Repeat exactly the lines that run from the one containing "Read all visible content and emit it as JSON." to the end of the data, and leave out all others.

★ ★ ★

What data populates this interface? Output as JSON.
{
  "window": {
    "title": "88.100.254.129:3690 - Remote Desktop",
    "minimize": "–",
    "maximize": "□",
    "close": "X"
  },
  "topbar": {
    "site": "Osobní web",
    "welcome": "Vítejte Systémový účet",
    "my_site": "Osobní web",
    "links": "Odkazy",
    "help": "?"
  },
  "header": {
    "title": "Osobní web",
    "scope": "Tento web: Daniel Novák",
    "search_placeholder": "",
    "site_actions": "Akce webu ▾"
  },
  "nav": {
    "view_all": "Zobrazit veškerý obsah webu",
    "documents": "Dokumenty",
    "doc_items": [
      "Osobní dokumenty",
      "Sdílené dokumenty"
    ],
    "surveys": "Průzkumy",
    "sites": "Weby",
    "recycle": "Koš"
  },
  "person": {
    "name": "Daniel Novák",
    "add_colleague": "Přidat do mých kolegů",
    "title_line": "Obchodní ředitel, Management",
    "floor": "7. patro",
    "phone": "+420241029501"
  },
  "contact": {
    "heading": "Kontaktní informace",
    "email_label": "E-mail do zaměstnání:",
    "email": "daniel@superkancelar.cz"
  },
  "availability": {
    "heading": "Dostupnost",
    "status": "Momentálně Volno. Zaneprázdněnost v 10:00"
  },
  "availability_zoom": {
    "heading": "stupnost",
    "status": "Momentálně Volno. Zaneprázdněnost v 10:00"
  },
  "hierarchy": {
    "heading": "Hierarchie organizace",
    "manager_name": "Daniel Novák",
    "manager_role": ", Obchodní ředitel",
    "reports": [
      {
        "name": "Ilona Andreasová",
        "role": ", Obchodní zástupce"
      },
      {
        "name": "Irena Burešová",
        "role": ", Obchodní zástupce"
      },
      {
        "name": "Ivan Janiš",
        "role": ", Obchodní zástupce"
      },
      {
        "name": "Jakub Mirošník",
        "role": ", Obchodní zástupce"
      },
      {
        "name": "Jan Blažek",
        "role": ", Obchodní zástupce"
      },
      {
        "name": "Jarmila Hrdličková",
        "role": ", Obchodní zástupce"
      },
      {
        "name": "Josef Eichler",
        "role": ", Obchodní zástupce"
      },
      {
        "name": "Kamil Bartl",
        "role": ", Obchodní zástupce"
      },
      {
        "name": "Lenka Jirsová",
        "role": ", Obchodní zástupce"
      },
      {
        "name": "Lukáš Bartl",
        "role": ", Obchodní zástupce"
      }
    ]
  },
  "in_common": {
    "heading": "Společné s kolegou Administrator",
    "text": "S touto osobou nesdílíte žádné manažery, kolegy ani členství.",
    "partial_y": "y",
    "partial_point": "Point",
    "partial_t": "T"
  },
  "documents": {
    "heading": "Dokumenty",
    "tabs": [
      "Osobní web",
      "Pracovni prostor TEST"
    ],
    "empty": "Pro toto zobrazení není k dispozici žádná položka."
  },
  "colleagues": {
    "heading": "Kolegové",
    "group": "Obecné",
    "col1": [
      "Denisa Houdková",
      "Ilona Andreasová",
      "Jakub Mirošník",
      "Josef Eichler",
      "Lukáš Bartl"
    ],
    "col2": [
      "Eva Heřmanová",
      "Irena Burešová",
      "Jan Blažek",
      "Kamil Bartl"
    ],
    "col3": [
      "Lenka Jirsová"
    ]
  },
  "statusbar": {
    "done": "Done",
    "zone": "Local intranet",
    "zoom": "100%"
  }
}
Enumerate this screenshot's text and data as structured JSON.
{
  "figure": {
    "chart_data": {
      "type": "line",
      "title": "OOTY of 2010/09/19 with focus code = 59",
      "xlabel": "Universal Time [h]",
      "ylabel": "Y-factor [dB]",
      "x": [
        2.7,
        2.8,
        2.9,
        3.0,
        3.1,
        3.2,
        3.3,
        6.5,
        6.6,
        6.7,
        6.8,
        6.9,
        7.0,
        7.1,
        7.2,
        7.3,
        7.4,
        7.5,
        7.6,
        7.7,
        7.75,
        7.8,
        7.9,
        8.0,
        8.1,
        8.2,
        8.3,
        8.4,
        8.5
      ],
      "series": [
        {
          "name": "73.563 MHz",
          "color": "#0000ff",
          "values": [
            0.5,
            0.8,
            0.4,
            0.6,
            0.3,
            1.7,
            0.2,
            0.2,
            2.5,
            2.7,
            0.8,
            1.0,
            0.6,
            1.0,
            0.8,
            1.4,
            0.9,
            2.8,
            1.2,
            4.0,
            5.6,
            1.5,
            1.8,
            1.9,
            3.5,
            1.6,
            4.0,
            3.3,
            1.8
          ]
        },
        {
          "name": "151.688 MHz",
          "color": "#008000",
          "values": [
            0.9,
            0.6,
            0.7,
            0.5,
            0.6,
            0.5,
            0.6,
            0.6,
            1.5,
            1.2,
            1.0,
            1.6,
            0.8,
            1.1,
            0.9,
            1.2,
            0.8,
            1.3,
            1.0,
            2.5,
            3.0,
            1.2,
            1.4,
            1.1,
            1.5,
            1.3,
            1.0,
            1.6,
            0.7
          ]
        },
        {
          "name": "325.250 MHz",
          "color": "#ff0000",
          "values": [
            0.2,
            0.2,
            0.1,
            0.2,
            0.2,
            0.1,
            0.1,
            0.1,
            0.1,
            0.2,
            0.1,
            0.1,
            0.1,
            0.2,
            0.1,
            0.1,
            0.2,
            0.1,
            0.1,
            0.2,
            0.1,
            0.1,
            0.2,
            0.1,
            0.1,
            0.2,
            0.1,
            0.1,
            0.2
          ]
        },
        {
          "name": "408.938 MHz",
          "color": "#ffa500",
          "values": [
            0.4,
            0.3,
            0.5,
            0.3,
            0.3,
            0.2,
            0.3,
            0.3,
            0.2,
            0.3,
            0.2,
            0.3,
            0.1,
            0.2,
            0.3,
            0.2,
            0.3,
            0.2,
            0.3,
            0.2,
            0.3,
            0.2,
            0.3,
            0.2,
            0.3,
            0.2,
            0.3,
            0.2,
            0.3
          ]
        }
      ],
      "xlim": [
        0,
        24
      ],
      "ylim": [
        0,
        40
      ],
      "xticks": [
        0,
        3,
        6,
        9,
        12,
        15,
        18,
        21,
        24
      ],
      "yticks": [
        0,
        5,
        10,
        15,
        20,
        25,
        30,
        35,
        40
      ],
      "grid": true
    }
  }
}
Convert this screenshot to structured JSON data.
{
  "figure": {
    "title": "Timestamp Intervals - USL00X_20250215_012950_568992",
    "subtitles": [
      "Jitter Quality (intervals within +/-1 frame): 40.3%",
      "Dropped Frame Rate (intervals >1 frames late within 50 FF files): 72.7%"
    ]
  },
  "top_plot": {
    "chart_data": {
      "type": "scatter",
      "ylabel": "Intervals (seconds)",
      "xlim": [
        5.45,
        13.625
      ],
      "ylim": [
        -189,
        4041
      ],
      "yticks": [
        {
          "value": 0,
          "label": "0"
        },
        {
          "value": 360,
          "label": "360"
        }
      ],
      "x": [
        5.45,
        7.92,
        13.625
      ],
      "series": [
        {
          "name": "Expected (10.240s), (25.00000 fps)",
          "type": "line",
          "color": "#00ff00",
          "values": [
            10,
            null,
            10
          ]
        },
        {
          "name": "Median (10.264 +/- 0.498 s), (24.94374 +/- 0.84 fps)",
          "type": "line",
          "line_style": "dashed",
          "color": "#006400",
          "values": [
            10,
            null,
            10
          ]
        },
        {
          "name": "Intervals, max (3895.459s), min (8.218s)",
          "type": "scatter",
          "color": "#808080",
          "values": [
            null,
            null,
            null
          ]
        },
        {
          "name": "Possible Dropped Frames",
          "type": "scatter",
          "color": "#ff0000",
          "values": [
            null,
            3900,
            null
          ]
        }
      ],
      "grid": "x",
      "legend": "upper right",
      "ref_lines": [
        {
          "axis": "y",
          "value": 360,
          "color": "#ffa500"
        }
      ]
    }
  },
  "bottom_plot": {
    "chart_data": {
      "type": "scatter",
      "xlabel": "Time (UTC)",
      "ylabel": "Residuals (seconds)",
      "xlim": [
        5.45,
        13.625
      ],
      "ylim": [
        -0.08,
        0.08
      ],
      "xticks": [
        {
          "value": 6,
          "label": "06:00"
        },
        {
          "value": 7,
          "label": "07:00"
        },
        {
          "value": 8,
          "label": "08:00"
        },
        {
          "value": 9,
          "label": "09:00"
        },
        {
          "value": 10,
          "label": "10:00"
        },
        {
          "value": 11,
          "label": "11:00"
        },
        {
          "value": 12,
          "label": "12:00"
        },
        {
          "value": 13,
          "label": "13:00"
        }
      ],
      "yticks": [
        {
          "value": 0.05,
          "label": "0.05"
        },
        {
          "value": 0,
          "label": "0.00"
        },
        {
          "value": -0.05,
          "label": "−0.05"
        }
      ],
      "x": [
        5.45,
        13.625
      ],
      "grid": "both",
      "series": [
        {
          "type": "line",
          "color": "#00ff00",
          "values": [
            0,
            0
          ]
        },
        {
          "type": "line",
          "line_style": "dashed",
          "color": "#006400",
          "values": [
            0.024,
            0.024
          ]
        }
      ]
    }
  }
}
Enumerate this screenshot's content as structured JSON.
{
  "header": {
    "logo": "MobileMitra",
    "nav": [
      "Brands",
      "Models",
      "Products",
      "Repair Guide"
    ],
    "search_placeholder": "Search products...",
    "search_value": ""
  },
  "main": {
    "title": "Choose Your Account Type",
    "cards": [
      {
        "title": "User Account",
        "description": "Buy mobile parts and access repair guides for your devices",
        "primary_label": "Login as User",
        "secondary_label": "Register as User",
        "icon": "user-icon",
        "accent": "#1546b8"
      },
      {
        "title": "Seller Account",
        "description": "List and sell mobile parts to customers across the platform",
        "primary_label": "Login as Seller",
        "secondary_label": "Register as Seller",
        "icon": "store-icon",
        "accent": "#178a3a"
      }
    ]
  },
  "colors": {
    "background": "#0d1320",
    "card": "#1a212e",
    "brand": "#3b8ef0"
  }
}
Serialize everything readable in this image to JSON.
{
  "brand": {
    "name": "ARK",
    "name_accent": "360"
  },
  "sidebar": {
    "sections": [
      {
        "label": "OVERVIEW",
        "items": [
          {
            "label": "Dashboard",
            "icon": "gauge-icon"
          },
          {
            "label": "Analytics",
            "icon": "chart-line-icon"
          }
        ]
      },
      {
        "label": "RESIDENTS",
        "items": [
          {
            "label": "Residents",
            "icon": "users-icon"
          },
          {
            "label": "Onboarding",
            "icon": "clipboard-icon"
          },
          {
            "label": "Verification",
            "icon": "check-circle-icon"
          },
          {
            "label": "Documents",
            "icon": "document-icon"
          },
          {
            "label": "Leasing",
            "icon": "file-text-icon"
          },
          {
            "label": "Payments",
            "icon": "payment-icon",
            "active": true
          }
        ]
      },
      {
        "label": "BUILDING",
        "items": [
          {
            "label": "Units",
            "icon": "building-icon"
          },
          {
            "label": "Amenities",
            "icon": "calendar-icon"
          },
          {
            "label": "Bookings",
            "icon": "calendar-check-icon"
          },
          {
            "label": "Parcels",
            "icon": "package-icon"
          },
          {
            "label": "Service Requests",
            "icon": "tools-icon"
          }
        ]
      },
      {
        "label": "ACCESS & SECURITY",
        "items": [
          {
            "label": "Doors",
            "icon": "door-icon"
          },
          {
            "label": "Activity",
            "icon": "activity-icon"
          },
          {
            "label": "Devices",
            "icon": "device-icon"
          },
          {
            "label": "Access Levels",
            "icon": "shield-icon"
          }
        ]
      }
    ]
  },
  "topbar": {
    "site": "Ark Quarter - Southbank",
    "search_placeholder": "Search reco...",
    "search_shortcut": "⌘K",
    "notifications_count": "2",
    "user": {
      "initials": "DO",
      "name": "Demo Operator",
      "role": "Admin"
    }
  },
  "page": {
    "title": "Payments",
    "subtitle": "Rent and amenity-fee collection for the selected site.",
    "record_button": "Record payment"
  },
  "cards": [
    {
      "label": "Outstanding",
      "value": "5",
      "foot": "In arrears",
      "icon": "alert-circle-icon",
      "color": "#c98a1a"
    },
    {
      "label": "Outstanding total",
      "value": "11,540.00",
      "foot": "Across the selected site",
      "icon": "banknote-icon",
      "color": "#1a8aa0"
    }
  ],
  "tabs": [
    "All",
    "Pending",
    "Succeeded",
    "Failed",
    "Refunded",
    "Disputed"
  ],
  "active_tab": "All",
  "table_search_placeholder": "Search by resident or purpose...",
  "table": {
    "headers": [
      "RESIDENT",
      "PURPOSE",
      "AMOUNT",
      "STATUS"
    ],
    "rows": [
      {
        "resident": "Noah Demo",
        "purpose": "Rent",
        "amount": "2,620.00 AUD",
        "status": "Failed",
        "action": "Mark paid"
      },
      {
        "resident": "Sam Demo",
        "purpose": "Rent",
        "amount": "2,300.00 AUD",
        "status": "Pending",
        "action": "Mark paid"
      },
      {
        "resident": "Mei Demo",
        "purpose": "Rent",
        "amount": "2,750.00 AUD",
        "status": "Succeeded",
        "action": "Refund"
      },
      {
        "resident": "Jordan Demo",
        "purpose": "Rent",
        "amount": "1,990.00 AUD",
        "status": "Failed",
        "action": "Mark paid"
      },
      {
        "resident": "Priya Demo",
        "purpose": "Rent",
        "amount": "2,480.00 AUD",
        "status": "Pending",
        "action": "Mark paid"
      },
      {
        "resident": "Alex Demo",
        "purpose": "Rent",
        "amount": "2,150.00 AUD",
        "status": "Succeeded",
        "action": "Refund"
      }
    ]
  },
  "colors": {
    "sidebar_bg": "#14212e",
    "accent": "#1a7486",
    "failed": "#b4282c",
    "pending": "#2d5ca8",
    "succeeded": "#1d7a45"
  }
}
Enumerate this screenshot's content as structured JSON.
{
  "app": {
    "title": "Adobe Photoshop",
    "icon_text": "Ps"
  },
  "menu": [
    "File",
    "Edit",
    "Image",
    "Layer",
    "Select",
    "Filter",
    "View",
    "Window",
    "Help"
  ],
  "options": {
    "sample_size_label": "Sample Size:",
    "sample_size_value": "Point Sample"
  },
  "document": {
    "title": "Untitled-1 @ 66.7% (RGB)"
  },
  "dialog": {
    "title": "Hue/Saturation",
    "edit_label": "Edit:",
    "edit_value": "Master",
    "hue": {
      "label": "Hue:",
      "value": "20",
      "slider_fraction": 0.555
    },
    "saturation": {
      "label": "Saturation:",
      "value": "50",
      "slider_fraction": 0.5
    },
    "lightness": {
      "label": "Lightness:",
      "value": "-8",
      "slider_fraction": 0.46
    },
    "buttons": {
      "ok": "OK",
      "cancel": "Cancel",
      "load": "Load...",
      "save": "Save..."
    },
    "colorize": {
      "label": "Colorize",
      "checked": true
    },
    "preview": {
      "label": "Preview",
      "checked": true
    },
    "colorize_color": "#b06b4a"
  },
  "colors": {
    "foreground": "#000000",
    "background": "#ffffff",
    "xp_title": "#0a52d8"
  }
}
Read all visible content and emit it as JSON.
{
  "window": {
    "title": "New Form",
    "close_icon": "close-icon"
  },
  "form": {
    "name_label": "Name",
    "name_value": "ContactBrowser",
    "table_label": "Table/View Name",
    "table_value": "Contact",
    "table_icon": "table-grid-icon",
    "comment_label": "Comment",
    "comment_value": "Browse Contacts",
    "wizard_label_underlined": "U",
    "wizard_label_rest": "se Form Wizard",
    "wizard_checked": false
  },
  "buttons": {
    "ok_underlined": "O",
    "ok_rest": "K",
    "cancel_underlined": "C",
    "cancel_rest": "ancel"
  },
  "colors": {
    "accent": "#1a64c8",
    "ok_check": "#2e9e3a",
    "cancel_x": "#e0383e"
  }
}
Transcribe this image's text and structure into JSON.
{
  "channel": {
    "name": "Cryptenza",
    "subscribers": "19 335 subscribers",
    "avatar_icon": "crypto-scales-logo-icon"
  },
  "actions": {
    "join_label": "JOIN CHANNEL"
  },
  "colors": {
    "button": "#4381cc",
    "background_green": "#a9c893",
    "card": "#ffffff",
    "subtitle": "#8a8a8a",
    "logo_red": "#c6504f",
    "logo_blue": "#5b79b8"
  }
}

★ ★ ★

* REPLY *
Read all visible content and emit it as JSON.
{
  "window": {
    "title": "New Form",
    "close_icon": "close-icon"
  },
  "form": {
    "name_label": "Name",
    "name_value": "ContactBrowser",
    "table_label": "Table/View Name",
    "table_value": "Contact",
    "table_icon": "table-grid-icon",
    "comment_label": "Comment",
    "comment_value": "Browse Contacts",
    "wizard_label_underlined": "U",
    "wizard_label_rest": "se Form Wizard",
    "wizard_checked": false
  },
  "buttons": {
    "ok_underlined": "O",
    "ok_rest": "K",
    "cancel_underlined": "C",
    "cancel_rest": "ancel"
  },
  "colors": {
    "accent": "#1a64c8",
    "ok_check": "#2e9e3a",
    "cancel_x": "#e0383e"
  }
}
Transcribe this image's text and structure into JSON.
{
  "channel": {
    "name": "Cryptenza",
    "subscribers": "19 335 subscribers",
    "avatar_icon": "crypto-scales-logo-icon"
  },
  "actions": {
    "join_label": "JOIN CHANNEL"
  },
  "colors": {
    "button": "#4381cc",
    "background_green": "#a9c893",
    "card": "#ffffff",
    "subtitle": "#8a8a8a",
    "logo_red": "#c6504f",
    "logo_blue": "#5b79b8"
  }
}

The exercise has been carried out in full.